▶ [What is required]: Pictures don't belong in the copy. Set down the lines from the one containing "What does this" through the last line, exactly as they are.

▶ [Data entries]:
**********

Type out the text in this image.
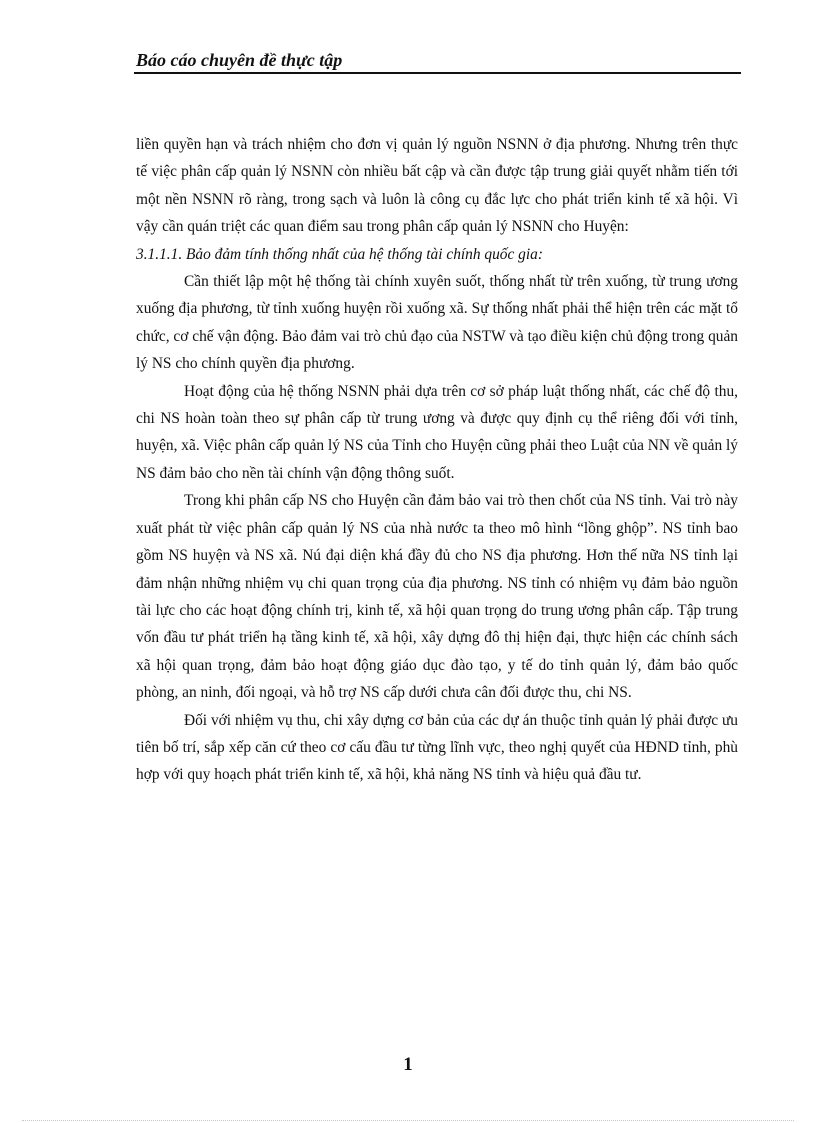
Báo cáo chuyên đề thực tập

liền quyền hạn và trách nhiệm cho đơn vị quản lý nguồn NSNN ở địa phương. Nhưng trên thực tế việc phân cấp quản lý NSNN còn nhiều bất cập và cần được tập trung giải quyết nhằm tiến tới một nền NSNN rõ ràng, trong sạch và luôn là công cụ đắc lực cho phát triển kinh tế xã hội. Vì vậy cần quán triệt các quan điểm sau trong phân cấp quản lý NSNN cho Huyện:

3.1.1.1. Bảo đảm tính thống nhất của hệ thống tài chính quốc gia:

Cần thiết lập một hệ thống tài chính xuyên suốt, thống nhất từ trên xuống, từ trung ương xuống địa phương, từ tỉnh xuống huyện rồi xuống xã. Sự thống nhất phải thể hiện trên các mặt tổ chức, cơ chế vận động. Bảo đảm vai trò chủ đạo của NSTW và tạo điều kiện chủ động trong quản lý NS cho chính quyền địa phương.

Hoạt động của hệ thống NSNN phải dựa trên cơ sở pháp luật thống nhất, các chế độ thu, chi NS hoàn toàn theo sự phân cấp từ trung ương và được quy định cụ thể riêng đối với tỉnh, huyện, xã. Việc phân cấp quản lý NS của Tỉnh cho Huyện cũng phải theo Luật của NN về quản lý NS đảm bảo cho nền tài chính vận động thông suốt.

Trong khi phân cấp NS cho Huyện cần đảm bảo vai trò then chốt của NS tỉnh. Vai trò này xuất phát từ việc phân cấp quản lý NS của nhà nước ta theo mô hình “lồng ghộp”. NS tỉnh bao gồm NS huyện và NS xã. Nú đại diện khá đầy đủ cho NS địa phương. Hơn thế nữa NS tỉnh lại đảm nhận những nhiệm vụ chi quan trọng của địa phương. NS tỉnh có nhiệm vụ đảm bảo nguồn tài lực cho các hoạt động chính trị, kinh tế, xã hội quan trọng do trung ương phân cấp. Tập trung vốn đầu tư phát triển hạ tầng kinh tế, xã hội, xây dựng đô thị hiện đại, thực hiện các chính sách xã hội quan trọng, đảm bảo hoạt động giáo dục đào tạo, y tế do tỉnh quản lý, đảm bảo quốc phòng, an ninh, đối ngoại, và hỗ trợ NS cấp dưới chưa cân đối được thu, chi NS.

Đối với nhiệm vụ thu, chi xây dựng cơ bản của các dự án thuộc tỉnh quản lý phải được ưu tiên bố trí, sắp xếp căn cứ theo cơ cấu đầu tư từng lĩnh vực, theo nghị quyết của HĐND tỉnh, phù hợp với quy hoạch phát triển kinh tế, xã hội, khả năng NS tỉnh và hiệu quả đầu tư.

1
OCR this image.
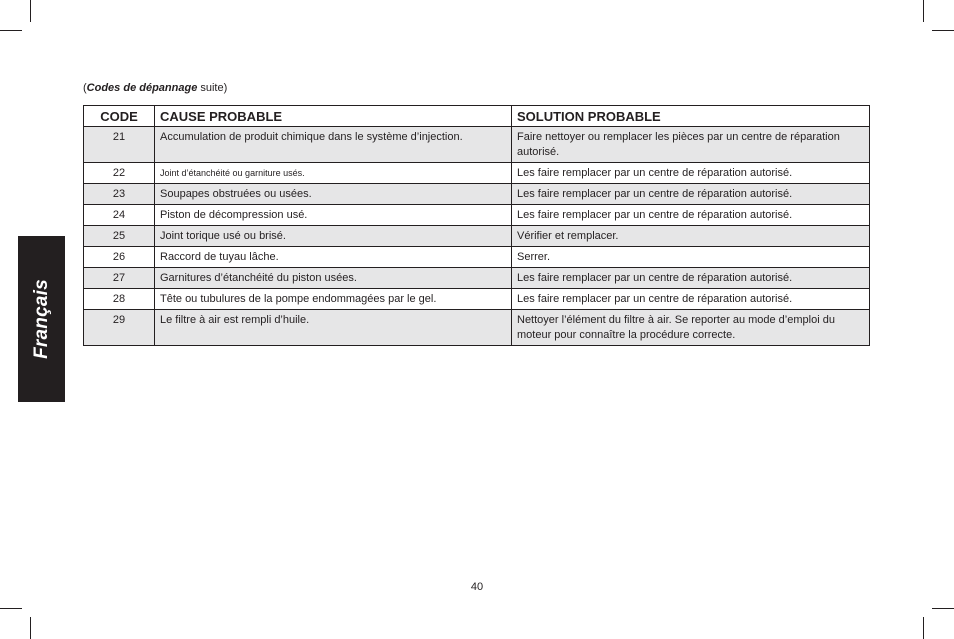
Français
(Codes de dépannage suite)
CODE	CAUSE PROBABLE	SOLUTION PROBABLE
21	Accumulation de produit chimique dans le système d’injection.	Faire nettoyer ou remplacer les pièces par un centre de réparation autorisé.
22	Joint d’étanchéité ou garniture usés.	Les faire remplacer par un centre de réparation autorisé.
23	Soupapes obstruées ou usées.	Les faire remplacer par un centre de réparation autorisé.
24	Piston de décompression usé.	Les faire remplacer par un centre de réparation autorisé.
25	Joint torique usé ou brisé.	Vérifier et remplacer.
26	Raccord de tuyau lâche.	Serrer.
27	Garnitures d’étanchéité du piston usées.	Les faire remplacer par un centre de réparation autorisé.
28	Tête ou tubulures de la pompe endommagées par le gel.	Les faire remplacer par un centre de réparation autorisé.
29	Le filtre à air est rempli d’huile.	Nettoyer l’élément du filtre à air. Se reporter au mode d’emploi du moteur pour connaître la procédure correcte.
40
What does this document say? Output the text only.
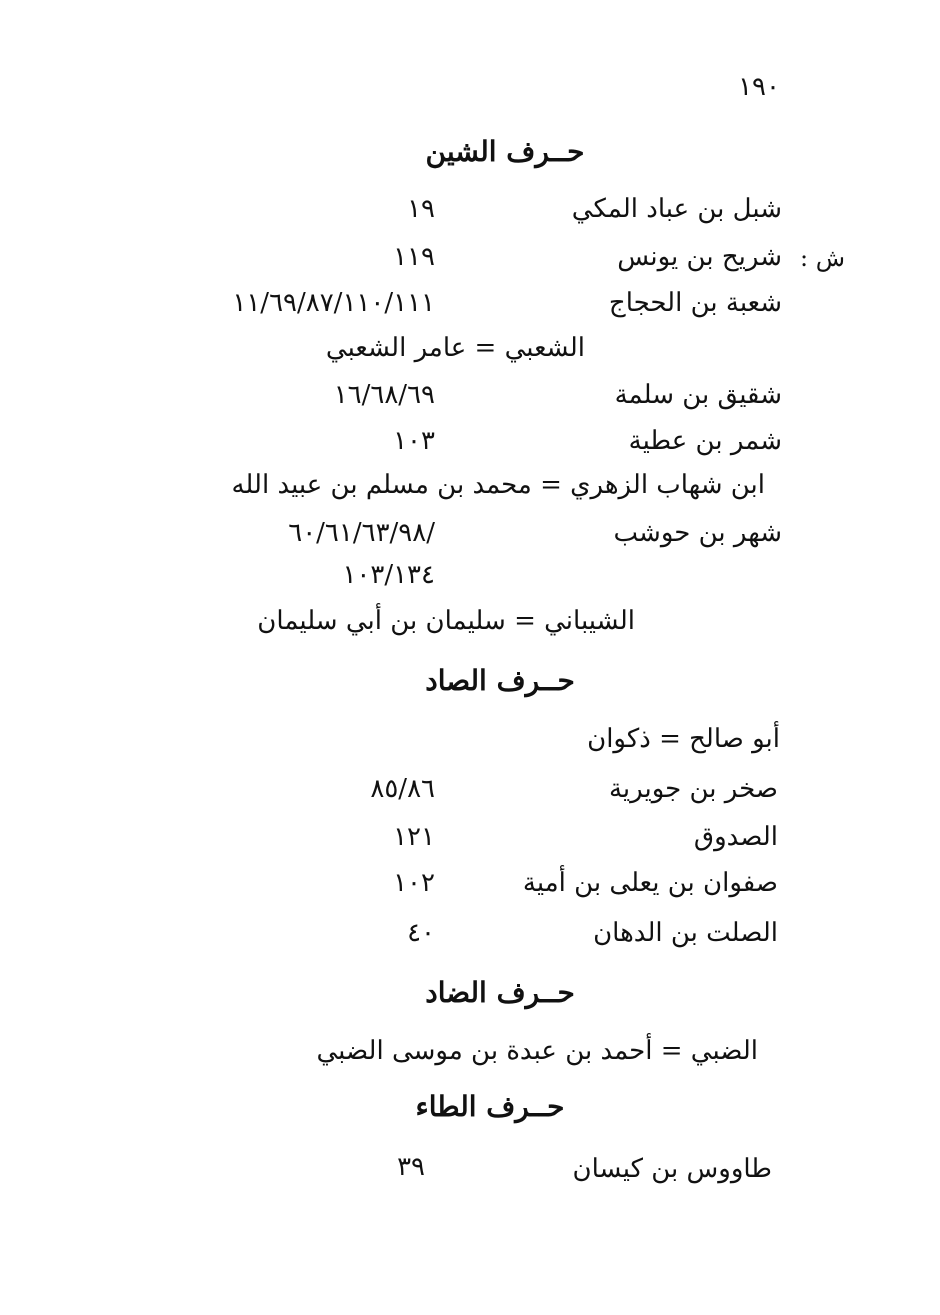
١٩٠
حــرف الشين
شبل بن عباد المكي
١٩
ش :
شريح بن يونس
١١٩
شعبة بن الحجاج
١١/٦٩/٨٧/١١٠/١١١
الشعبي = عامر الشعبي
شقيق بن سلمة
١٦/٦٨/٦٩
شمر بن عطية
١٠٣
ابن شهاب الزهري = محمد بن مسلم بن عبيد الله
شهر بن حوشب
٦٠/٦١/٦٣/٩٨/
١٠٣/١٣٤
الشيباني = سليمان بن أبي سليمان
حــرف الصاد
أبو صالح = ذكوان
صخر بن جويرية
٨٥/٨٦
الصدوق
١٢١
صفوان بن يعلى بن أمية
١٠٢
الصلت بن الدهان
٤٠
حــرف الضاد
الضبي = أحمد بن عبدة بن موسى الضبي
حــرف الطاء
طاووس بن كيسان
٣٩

**********

▶ [Task response]:
What does this document say? Output the text only.
١٩٠
حــرف الشين
شبل بن عباد المكي
١٩
ش :
شريح بن يونس
١١٩
شعبة بن الحجاج
١١/٦٩/٨٧/١١٠/١١١
الشعبي = عامر الشعبي
شقيق بن سلمة
١٦/٦٨/٦٩
شمر بن عطية
١٠٣
ابن شهاب الزهري = محمد بن مسلم بن عبيد الله
شهر بن حوشب
٦٠/٦١/٦٣/٩٨/
١٠٣/١٣٤
الشيباني = سليمان بن أبي سليمان
حــرف الصاد
أبو صالح = ذكوان
صخر بن جويرية
٨٥/٨٦
الصدوق
١٢١
صفوان بن يعلى بن أمية
١٠٢
الصلت بن الدهان
٤٠
حــرف الضاد
الضبي = أحمد بن عبدة بن موسى الضبي
حــرف الطاء
طاووس بن كيسان
٣٩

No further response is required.